## MATERIAL PROVIDED:

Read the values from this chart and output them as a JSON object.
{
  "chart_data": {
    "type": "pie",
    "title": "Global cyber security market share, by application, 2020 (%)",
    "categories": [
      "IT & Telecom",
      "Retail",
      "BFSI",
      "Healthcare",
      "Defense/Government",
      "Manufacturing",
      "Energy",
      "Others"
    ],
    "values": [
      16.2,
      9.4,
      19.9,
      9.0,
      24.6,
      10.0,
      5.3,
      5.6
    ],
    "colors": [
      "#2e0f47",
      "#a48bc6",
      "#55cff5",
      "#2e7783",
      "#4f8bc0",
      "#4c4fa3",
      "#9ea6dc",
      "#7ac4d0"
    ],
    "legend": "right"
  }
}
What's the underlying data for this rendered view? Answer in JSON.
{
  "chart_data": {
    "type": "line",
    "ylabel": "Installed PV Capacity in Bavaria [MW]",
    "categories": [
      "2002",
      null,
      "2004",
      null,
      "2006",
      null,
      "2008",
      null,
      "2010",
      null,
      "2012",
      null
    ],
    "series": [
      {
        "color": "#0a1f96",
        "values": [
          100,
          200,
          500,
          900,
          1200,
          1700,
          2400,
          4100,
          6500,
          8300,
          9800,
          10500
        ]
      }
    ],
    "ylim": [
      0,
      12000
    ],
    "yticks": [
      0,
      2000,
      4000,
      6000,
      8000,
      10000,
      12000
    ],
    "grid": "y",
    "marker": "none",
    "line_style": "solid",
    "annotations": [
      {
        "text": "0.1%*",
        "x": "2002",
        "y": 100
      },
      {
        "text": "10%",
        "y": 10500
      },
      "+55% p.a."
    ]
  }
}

## TO DO:
All entries shown above should be printed again exactly.

## RESULT OF THE EXERCISE:
Read the values from this chart and output them as a JSON object.
{
  "chart_data": {
    "type": "pie",
    "title": "Global cyber security market share, by application, 2020 (%)",
    "categories": [
      "IT & Telecom",
      "Retail",
      "BFSI",
      "Healthcare",
      "Defense/Government",
      "Manufacturing",
      "Energy",
      "Others"
    ],
    "values": [
      16.2,
      9.4,
      19.9,
      9.0,
      24.6,
      10.0,
      5.3,
      5.6
    ],
    "colors": [
      "#2e0f47",
      "#a48bc6",
      "#55cff5",
      "#2e7783",
      "#4f8bc0",
      "#4c4fa3",
      "#9ea6dc",
      "#7ac4d0"
    ],
    "legend": "right"
  }
}
What's the underlying data for this rendered view? Answer in JSON.
{
  "chart_data": {
    "type": "line",
    "ylabel": "Installed PV Capacity in Bavaria [MW]",
    "categories": [
      "2002",
      null,
      "2004",
      null,
      "2006",
      null,
      "2008",
      null,
      "2010",
      null,
      "2012",
      null
    ],
    "series": [
      {
        "color": "#0a1f96",
        "values": [
          100,
          200,
          500,
          900,
          1200,
          1700,
          2400,
          4100,
          6500,
          8300,
          9800,
          10500
        ]
      }
    ],
    "ylim": [
      0,
      12000
    ],
    "yticks": [
      0,
      2000,
      4000,
      6000,
      8000,
      10000,
      12000
    ],
    "grid": "y",
    "marker": "none",
    "line_style": "solid",
    "annotations": [
      {
        "text": "0.1%*",
        "x": "2002",
        "y": 100
      },
      {
        "text": "10%",
        "y": 10500
      },
      "+55% p.a."
    ]
  }
}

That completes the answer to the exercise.